>> START The data

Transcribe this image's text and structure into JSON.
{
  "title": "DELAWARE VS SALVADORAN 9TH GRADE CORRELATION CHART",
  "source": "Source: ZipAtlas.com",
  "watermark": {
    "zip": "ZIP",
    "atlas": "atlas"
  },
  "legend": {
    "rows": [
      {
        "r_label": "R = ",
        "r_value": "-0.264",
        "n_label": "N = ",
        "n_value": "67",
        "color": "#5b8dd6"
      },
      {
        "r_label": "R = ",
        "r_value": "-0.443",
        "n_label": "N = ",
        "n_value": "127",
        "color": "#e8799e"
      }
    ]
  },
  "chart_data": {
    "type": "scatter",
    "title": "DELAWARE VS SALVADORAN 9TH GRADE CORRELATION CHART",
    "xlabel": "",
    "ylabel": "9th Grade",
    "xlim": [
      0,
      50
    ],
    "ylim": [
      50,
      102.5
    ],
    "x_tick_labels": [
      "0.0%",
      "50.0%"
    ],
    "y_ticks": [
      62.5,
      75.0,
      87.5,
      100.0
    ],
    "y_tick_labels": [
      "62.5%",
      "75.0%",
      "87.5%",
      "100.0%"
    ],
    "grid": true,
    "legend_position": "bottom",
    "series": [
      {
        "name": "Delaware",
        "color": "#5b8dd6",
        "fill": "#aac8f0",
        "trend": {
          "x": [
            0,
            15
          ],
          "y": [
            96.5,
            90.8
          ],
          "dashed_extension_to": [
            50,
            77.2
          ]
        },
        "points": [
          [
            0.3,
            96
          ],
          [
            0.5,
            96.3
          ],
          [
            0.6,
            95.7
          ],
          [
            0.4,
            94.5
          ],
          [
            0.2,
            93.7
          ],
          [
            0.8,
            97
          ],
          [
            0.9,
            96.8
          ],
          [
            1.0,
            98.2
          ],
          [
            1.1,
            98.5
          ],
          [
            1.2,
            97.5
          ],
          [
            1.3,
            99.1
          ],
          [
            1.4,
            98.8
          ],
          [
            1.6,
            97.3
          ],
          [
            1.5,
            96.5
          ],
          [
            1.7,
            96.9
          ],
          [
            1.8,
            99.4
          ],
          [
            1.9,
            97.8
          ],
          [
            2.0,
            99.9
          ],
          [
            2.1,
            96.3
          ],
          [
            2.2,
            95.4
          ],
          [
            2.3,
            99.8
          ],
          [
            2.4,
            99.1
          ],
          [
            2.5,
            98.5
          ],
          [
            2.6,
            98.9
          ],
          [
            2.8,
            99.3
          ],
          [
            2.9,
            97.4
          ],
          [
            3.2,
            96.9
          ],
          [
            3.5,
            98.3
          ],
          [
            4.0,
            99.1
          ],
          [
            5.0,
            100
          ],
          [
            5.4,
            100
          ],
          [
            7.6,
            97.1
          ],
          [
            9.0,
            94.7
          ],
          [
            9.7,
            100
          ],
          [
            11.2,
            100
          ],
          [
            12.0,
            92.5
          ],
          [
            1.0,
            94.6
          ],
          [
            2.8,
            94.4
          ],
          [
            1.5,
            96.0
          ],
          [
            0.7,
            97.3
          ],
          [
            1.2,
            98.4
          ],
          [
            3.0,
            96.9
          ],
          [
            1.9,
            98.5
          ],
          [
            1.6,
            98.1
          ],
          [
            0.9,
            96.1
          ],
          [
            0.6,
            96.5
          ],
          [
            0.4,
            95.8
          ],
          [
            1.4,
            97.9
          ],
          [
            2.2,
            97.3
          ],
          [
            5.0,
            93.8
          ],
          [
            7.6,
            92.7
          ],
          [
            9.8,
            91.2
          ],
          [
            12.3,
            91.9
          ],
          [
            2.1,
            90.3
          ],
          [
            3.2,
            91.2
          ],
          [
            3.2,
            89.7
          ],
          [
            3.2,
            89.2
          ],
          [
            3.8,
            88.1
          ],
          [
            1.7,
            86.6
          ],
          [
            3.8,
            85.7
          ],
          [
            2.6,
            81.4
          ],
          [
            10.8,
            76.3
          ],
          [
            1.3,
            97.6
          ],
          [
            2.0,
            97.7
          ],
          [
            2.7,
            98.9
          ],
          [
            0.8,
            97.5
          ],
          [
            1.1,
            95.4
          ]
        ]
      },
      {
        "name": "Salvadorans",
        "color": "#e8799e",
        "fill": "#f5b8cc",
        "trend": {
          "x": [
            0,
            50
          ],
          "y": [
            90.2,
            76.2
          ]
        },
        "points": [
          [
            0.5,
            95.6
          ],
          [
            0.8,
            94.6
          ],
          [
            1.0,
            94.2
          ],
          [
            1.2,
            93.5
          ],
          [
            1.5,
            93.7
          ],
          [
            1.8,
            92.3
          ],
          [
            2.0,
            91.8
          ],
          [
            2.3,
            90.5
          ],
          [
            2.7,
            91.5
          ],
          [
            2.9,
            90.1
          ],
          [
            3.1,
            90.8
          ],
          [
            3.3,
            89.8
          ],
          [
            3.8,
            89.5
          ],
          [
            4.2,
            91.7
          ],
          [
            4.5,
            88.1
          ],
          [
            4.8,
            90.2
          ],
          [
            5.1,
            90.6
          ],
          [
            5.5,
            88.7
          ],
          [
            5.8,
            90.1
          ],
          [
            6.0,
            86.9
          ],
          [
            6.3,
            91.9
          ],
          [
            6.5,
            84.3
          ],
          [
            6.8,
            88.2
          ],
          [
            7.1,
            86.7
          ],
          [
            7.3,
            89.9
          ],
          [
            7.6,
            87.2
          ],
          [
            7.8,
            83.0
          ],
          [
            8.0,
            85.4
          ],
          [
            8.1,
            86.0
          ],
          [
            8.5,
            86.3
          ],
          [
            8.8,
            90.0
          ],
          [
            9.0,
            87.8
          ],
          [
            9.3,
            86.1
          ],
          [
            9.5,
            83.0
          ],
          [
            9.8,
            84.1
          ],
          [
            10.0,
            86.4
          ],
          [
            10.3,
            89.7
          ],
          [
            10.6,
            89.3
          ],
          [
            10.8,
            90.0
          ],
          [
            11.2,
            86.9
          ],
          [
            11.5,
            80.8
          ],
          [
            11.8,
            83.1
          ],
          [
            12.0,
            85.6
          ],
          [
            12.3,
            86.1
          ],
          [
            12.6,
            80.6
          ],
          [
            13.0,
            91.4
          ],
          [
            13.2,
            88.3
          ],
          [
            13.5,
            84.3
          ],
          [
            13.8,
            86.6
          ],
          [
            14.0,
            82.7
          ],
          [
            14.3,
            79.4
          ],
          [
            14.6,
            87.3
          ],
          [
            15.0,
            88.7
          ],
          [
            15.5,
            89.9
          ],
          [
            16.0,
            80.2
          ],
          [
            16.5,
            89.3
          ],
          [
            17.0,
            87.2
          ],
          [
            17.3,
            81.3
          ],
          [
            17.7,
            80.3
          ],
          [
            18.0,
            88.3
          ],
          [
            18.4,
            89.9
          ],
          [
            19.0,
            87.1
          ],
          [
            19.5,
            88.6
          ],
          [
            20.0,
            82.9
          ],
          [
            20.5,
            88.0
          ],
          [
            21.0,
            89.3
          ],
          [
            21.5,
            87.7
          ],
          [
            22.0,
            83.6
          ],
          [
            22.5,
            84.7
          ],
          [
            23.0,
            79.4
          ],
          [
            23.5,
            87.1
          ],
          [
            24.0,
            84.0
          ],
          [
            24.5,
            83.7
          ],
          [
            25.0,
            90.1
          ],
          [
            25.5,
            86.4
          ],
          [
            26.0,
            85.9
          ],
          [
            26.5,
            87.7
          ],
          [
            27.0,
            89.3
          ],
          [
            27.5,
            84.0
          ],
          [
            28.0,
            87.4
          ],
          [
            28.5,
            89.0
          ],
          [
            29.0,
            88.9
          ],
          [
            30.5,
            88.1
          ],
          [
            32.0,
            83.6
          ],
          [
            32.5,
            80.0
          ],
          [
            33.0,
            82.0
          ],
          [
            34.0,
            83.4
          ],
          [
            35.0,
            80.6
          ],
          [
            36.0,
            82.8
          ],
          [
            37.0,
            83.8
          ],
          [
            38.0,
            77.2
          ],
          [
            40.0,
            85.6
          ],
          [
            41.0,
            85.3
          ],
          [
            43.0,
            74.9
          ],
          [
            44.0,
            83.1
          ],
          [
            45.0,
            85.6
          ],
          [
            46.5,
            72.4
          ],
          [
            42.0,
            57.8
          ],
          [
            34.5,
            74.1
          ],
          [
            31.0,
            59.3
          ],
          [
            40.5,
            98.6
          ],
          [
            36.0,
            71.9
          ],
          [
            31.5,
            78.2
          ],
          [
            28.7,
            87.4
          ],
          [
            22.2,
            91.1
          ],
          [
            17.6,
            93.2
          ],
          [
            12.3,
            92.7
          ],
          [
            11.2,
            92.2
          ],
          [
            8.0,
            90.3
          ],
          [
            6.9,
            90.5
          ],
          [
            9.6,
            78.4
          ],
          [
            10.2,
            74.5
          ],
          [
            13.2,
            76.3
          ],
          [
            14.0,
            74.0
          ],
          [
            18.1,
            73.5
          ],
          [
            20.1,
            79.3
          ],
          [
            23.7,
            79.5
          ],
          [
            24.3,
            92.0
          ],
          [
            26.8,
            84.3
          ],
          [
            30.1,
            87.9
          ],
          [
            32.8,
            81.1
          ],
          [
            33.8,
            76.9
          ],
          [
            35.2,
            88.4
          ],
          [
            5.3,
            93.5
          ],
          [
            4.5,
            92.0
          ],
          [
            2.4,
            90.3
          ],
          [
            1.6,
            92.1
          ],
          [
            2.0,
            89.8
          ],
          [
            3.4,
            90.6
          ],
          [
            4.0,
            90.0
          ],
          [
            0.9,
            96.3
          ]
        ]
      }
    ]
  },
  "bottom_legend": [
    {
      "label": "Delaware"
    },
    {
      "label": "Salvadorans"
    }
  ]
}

>> END The data

Extract lines where the string "title" occurs.

  "title": "DELAWARE VS SALVADORAN 9TH GRADE CORRELATION CHART",
    "title": "DELAWARE VS SALVADORAN 9TH GRADE CORRELATION CHART",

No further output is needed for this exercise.